▶ [Entries supplied]
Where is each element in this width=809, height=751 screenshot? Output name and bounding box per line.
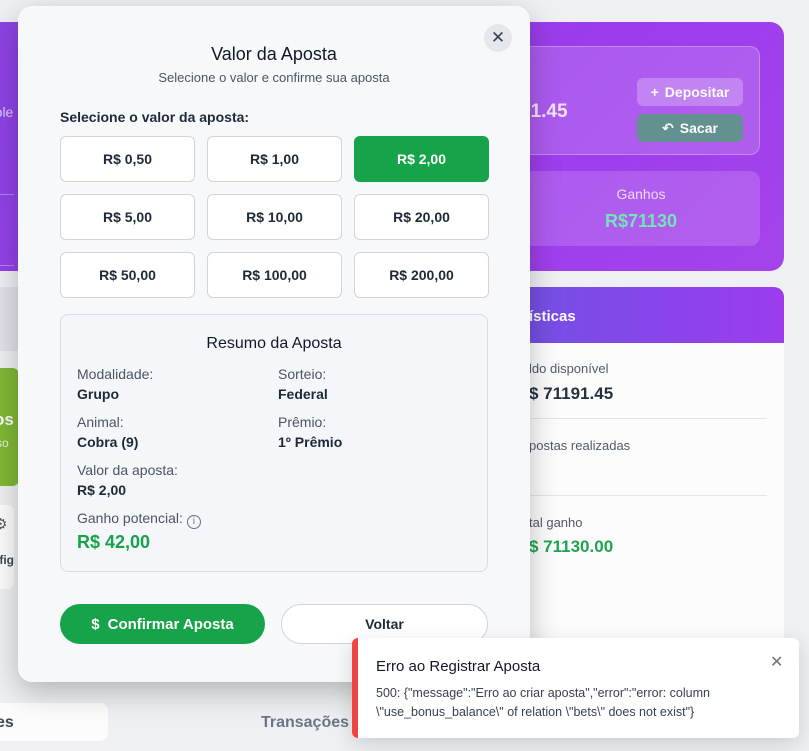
amount-button[interactable]: R$ 0,50 [60,136,195,182]
modality-value: Grupo [77,386,119,402]
bet-amount-value: R$ 2,00 [77,482,127,498]
modal-subtitle: Selecione o valor e confirme sua aposta [158,70,390,85]
bet-amount-modal: ✕ Valor da Aposta Selecione o valor e co… [18,6,530,682]
amount-button[interactable]: R$ 10,00 [207,194,342,240]
confirm-bet-button[interactable]: $ Confirmar Aposta [60,604,265,644]
bet-summary: Resumo da Aposta Modalidade: Grupo Sorte… [60,314,488,572]
dollar-icon: $ [91,615,100,633]
bet-amount-label: Valor da aposta: [77,462,178,478]
amount-button[interactable]: R$ 1,00 [207,136,342,182]
close-icon[interactable]: ✕ [770,652,783,672]
toast-message: 500: {"message":"Erro ao criar aposta","… [376,686,710,719]
select-amount-label: Selecione o valor da aposta: [60,109,250,125]
info-icon[interactable]: i [186,514,201,529]
prize-value: 1º Prêmio [278,434,343,450]
amount-options: R$ 0,50 R$ 1,00 R$ 2,00 R$ 5,00 R$ 10,00… [60,136,489,298]
modality-label: Modalidade: [77,366,154,382]
draw-value: Federal [278,386,328,402]
toast-title: Erro ao Registrar Aposta [376,658,541,675]
animal-label: Animal: [77,414,124,430]
prize-label: Prêmio: [278,414,327,430]
amount-button[interactable]: R$ 100,00 [207,252,342,298]
confirm-bet-label: Confirmar Aposta [107,615,234,633]
modal-title: Valor da Aposta [211,44,337,64]
amount-button-selected[interactable]: R$ 2,00 [354,136,489,182]
potential-gain-label: Ganho potencial: i [77,510,201,529]
draw-label: Sorteio: [278,366,327,382]
amount-button[interactable]: R$ 50,00 [60,252,195,298]
amount-button[interactable]: R$ 20,00 [354,194,489,240]
potential-gain-value: R$ 42,00 [77,532,151,552]
amount-button[interactable]: R$ 200,00 [354,252,489,298]
error-toast: Erro ao Registrar Aposta 500: {"message"… [352,638,799,738]
animal-value: Cobra (9) [77,434,139,450]
amount-button[interactable]: R$ 5,00 [60,194,195,240]
summary-title: Resumo da Aposta [206,335,342,352]
potential-gain-text: Ganho potencial: [77,510,183,526]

▶ [Task statement] Reproduce the material above verbatim, line for line, and omit the picture from your reproduction.

▶ [Response for this exercise]
Where is each element in this width=809, height=751 screenshot? Output name and bounding box per line.
amount-button[interactable]: R$ 0,50 [60,136,195,182]
modality-value: Grupo [77,386,119,402]
bet-amount-value: R$ 2,00 [77,482,127,498]
modal-subtitle: Selecione o valor e confirme sua aposta [158,70,390,85]
bet-amount-modal: ✕ Valor da Aposta Selecione o valor e co… [18,6,530,682]
amount-button[interactable]: R$ 10,00 [207,194,342,240]
confirm-bet-button[interactable]: $ Confirmar Aposta [60,604,265,644]
bet-summary: Resumo da Aposta Modalidade: Grupo Sorte… [60,314,488,572]
dollar-icon: $ [91,615,100,633]
bet-amount-label: Valor da aposta: [77,462,178,478]
amount-button[interactable]: R$ 1,00 [207,136,342,182]
close-icon[interactable]: ✕ [770,652,783,672]
toast-message: 500: {"message":"Erro ao criar aposta","… [376,686,710,719]
select-amount-label: Selecione o valor da aposta: [60,109,250,125]
info-icon[interactable]: i [186,514,201,529]
prize-value: 1º Prêmio [278,434,343,450]
amount-options: R$ 0,50 R$ 1,00 R$ 2,00 R$ 5,00 R$ 10,00… [60,136,489,298]
modality-label: Modalidade: [77,366,154,382]
draw-value: Federal [278,386,328,402]
toast-title: Erro ao Registrar Aposta [376,658,541,675]
animal-label: Animal: [77,414,124,430]
prize-label: Prêmio: [278,414,327,430]
amount-button[interactable]: R$ 100,00 [207,252,342,298]
confirm-bet-label: Confirmar Aposta [107,615,234,633]
modal-title: Valor da Aposta [211,44,337,64]
amount-button-selected[interactable]: R$ 2,00 [354,136,489,182]
potential-gain-label: Ganho potencial: i [77,510,201,529]
draw-label: Sorteio: [278,366,327,382]
amount-button[interactable]: R$ 50,00 [60,252,195,298]
amount-button[interactable]: R$ 20,00 [354,194,489,240]
potential-gain-value: R$ 42,00 [77,532,151,552]
amount-button[interactable]: R$ 200,00 [354,252,489,298]
error-toast: Erro ao Registrar Aposta 500: {"message"… [352,638,799,738]
animal-value: Cobra (9) [77,434,139,450]
amount-button[interactable]: R$ 5,00 [60,194,195,240]
summary-title: Resumo da Aposta [206,335,342,352]
potential-gain-text: Ganho potencial: [77,510,183,526]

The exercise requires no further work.